Lucanica was a rustic pork sausage in ancient Roman cuisine. Apicius documents it as a spicy, smoked beef or pork sausage originally from Lucania; according to Cicero and Martial, it was brought by Roman soldiers from Lucania.

It has given its name to a variety of sausages (fresh, cured, and smoked) in Mediterranean cuisine and its colonial offshoots, including:

- Italian luganega or lucanica
- Portuguese and Brazilian linguiça
- Bulgarian lukanka or loukanka
- Macedonian (Western dialects) lukanec/луканец or lukanci/луканци
- Albanian (Arbëresh community in Italy) likëngë or lekëngë, also llukanik in Albania.
- Greek loukaniko, a fresh sausage usually flavored with orange peel
- Spanish, Latin American and Philippine longaniza, a name which covers both fresh and cured sausages
- Arabic laqāniq, naqāniq, or maqāniq, made of mutton and some semolina
- Modern Hebrew naqniq (נקניק), an umbrella term for 'sausage'
- Basque lukainka
- Croatian luganiga, flavored with cinnamon

Today, lucanica is identified as lucanica di Picerno, produced in Basilicata (whose territory was part of the ancient Lucania).

REQUIRED ACTION 1: In the lucanica passage, copy the stretch from "Lucanica was a" through "llukanik in Albania.", and replace "Roman soldiers" with "Roman legionaries".
REQUIRED ACTION 2: Rewrite the paragraph of the lucanica passage that begins "Lucanica was a rustic pork sausage" in fewer words, keeping its main facts.

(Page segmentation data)
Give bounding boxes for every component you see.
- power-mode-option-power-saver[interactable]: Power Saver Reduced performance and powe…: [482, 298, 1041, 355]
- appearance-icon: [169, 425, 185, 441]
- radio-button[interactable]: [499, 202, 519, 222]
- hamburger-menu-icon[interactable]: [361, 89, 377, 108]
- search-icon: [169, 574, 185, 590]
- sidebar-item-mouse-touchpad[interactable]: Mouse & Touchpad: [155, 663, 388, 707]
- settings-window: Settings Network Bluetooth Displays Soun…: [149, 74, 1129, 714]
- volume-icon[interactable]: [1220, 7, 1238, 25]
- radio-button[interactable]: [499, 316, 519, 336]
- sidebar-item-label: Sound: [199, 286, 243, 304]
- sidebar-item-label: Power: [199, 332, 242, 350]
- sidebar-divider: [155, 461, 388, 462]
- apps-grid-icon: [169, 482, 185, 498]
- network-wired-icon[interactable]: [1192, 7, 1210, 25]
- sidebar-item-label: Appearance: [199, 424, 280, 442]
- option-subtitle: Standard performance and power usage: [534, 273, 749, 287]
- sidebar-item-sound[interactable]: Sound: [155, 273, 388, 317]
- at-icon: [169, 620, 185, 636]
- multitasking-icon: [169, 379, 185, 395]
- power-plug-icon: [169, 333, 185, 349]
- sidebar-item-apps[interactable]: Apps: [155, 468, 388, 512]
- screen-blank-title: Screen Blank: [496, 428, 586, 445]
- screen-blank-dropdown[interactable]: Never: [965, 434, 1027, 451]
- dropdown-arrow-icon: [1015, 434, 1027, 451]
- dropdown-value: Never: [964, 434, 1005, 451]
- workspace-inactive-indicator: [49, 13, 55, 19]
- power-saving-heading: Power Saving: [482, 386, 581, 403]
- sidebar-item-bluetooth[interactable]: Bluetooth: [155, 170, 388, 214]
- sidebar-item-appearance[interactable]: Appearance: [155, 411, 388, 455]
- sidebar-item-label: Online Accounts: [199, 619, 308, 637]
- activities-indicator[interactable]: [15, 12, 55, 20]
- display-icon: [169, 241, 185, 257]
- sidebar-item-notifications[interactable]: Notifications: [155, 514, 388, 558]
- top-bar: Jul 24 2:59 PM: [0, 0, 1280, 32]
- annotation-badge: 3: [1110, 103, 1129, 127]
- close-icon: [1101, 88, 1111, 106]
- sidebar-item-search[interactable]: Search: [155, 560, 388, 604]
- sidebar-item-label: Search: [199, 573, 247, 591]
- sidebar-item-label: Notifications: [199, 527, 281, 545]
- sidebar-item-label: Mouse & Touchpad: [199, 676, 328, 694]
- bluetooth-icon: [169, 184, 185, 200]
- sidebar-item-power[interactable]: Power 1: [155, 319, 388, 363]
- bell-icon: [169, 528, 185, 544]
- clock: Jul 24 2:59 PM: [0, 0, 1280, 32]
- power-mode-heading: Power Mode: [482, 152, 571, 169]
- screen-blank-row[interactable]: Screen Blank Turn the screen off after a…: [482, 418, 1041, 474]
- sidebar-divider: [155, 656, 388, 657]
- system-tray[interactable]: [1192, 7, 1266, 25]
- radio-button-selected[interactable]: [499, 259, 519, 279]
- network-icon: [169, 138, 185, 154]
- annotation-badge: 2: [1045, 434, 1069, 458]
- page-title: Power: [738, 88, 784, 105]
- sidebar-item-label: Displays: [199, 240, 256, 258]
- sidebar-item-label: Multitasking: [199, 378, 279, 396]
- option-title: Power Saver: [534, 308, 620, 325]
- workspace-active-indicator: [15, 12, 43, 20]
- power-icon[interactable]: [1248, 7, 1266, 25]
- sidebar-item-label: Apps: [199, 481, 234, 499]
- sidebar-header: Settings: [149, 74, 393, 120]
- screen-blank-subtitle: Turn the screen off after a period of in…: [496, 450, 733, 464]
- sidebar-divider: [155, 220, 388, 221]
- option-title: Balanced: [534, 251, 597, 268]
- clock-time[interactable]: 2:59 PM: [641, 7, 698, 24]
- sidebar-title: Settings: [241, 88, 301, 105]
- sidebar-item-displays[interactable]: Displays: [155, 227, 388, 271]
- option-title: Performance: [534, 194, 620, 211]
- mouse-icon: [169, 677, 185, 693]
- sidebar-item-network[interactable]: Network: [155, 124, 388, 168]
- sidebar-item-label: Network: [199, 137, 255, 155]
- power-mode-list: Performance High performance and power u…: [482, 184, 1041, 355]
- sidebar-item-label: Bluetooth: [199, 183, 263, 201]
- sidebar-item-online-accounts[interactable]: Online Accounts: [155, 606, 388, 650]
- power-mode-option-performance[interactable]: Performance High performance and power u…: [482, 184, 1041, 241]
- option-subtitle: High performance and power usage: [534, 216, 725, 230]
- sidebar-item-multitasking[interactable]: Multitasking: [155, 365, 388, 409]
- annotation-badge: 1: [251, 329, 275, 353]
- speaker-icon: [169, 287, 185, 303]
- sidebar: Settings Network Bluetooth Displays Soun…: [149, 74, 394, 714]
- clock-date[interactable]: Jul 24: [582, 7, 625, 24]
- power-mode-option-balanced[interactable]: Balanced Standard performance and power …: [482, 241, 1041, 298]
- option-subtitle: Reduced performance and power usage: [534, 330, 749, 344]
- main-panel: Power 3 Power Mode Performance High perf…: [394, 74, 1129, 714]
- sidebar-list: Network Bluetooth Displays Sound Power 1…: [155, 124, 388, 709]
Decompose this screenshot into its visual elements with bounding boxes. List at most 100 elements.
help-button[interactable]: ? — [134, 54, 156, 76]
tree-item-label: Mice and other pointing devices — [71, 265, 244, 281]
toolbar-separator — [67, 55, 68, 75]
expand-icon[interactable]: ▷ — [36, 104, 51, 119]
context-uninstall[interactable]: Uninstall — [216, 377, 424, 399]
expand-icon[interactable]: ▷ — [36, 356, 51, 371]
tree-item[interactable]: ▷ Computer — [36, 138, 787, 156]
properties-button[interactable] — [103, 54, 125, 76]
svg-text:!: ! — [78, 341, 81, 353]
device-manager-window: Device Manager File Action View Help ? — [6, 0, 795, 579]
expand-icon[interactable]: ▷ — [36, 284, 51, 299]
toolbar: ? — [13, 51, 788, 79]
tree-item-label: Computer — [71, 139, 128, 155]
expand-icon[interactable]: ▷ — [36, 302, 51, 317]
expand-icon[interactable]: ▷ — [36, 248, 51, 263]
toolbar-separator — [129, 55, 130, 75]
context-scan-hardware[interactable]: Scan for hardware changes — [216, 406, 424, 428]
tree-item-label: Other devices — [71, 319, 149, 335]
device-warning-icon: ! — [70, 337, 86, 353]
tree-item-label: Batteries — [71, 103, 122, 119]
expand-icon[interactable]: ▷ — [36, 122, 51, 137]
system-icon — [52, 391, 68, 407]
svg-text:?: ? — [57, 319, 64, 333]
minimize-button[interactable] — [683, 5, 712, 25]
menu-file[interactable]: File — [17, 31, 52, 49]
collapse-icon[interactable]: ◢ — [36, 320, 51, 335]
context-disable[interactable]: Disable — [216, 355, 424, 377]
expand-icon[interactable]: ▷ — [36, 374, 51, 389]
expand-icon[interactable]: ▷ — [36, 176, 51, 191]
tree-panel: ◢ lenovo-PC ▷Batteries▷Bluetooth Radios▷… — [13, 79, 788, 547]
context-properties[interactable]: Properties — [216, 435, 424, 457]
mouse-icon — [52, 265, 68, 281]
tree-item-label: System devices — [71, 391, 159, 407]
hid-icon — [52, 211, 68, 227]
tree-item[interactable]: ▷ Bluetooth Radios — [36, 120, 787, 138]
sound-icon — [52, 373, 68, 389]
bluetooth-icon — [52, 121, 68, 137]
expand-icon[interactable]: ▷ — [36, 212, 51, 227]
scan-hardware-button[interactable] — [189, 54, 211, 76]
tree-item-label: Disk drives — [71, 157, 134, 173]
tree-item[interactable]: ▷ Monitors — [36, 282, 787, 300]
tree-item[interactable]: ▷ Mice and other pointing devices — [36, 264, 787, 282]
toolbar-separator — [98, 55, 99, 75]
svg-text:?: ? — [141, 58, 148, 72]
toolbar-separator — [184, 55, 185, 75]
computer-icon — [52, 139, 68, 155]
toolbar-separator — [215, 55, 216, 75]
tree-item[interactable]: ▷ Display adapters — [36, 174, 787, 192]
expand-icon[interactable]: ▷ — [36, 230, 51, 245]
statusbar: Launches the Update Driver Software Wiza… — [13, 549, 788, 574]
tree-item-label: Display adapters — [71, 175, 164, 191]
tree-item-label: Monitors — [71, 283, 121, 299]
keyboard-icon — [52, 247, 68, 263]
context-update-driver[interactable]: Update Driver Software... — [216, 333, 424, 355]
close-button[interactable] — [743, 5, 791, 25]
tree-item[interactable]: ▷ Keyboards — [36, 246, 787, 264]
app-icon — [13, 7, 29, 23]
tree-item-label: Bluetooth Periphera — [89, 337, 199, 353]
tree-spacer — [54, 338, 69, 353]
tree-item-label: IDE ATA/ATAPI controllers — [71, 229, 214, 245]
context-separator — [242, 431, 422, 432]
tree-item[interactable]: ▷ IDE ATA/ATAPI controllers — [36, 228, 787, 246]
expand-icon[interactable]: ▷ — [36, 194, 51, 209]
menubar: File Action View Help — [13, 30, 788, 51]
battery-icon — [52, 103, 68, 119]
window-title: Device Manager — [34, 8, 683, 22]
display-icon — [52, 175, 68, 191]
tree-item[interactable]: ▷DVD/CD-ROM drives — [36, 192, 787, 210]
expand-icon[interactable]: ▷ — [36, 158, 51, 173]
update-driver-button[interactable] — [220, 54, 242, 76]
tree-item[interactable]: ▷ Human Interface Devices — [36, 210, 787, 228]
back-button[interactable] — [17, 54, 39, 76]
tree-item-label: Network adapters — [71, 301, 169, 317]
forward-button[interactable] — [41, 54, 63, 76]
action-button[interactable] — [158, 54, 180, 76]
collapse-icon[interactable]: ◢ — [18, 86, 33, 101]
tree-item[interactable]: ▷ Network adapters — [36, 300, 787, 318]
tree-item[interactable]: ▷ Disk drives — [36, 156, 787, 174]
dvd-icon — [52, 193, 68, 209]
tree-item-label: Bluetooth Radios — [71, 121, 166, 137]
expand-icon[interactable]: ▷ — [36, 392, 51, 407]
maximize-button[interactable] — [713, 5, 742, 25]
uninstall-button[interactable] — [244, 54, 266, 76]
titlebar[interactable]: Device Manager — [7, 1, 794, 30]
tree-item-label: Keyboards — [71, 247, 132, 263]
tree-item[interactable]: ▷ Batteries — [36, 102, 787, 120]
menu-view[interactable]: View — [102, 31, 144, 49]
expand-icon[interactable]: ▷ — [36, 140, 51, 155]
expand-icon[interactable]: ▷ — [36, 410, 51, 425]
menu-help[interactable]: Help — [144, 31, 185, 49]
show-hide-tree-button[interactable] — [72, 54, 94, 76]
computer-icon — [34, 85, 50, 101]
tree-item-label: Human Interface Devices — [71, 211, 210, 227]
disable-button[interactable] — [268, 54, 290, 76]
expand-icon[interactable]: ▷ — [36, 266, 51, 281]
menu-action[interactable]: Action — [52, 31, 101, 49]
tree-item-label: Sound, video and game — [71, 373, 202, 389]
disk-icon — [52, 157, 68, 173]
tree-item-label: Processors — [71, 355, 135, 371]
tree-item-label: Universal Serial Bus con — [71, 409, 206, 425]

WRITTEN REPLY 1:
Lucanica was a rustic pork sausage in ancient Roman cuisine. Apicius documents it as a spicy, smoked beef or pork sausage originally from Lucania; according to Cicero and Martial, it was brought by Roman legionaries from Lucania.

It has given its name to a variety of sausages (fresh, cured, and smoked) in Mediterranean cuisine and its colonial offshoots, including:

- Italian luganega or lucanica
- Portuguese and Brazilian linguiça
- Bulgarian lukanka or loukanka
- Macedonian (Western dialects) lukanec/луканец or lukanci/луканци
- Albanian (Arbëresh community in Italy) likëngë or lekëngë, also llukanik in Albania.

WRITTEN REPLY 2: Lucanica was a rustic pork sausage of ancient Roman cuisine. Apicius describes it as a spicy, smoked beef or pork sausage from Lucania. Cicero and Martial say Roman soldiers brought it from there.